Goal => Filter the entries that follow, copying every line in which the word "环境保护税基础信息采集表" appears.

Record excerpts =>
<<<<

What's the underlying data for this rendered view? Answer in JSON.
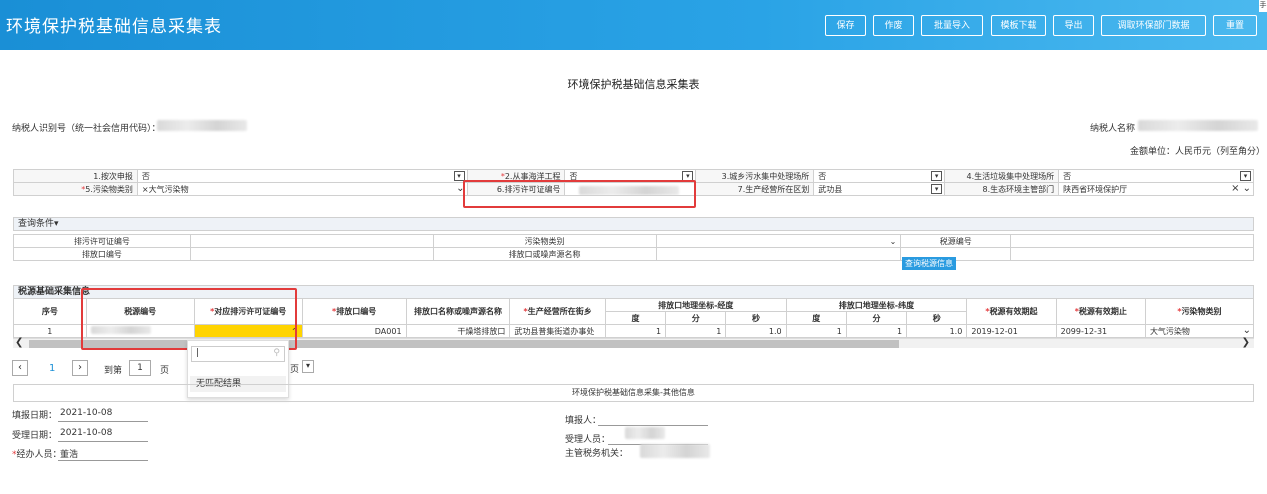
{
  "app": {
    "title": "环境保护税基础信息采集表",
    "corner": "手"
  },
  "toolbar": {
    "buttons": [
      "保存",
      "作废",
      "批量导入",
      "模板下载",
      "导出",
      "调取环保部门数据",
      "重置"
    ]
  },
  "page_title": "环境保护税基础信息采集表",
  "taxpayer": {
    "id_label": "纳税人识别号（统一社会信用代码）：",
    "name_label": "纳税人名称",
    "unit": "金额单位：人民币元（列至角分）"
  },
  "basic": {
    "r1": [
      {
        "label": "1.按次申报",
        "value": "否",
        "req": false
      },
      {
        "label": "2.从事海洋工程",
        "value": "否",
        "req": true
      },
      {
        "label": "3.城乡污水集中处理场所",
        "value": "否",
        "req": false
      },
      {
        "label": "4.生活垃圾集中处理场所",
        "value": "否",
        "req": false
      }
    ],
    "r2": [
      {
        "label": "5.污染物类别",
        "value": "×大气污染物",
        "req": true
      },
      {
        "label": "6.排污许可证编号",
        "value": "",
        "req": false
      },
      {
        "label": "7.生产经营所在区划",
        "value": "武功县",
        "req": false
      },
      {
        "label": "8.生态环境主管部门",
        "value": "陕西省环境保护厅",
        "req": false
      }
    ]
  },
  "query": {
    "title": "查询条件▾",
    "permit_label": "排污许可证编号",
    "pollutant_label": "污染物类别",
    "source_label": "税源编号",
    "outlet_label": "排放口编号",
    "outlet_name_label": "排放口或噪声源名称",
    "button": "查询税源信息"
  },
  "tax_source": {
    "title": "税源基础采集信息",
    "headers": {
      "seq": "序号",
      "src": "税源编号",
      "permit": "对应排污许可证编号",
      "outlet": "排放口编号",
      "name": "排放口名称或噪声源名称",
      "street": "生产经营所在街乡",
      "lng": "排放口地理坐标-经度",
      "lat": "排放口地理坐标-纬度",
      "deg": "度",
      "min": "分",
      "sec": "秒",
      "start": "税源有效期起",
      "end": "税源有效期止",
      "ptype": "污染物类别"
    },
    "row": {
      "seq": "1",
      "outlet": "DA001",
      "name": "干燥塔排放口",
      "street": "武功县普集街道办事处",
      "lng_d": "1",
      "lng_m": "1",
      "lng_s": "1.0",
      "lat_d": "1",
      "lat_m": "1",
      "lat_s": "1.0",
      "start": "2019-12-01",
      "end": "2099-12-31",
      "ptype": "大气污染物"
    }
  },
  "pager": {
    "page": "1",
    "goto": "到第",
    "input": "1",
    "unit": "页",
    "size_suffix": "页"
  },
  "dropdown": {
    "no_match": "无匹配结果"
  },
  "other": {
    "title": "环境保护税基础信息采集-其他信息",
    "fill_date_label": "填报日期：",
    "fill_date": "2021-10-08",
    "accept_date_label": "受理日期：",
    "accept_date": "2021-10-08",
    "agent_label": "经办人员：",
    "agent": "董浩",
    "filler_label": "填报人：",
    "acceptor_label": "受理人员：",
    "office_label": "主管税务机关："
  }
}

>>>>

Full response =>
    "title": "环境保护税基础信息采集表",
  "page_title": "环境保护税基础信息采集表",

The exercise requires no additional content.